§ EXERCISE REQUIREMENTS
Pick out each line containing the string "モササ帝国" and copy it.

§ RECORDS PROVIDED
━━━━

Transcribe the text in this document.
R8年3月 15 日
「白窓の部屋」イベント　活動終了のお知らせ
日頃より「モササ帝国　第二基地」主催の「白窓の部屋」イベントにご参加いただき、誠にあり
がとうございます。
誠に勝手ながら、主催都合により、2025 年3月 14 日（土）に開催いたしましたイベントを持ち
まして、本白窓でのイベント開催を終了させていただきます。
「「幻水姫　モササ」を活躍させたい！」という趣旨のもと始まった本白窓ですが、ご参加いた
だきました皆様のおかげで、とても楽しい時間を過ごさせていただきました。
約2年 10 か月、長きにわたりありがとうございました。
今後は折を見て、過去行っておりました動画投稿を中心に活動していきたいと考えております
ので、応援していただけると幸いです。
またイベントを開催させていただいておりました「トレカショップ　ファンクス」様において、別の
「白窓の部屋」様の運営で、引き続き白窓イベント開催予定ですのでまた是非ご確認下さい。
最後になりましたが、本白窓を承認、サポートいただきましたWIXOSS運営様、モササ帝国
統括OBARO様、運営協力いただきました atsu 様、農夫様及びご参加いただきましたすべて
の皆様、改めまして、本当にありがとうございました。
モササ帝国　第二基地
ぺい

━━━━

§ RIGHT ANSWER
日頃より「モササ帝国　第二基地」主催の「白窓の部屋」イベントにご参加いただき、誠にあり
最後になりましたが、本白窓を承認、サポートいただきましたWIXOSS運営様、モササ帝国
モササ帝国　第二基地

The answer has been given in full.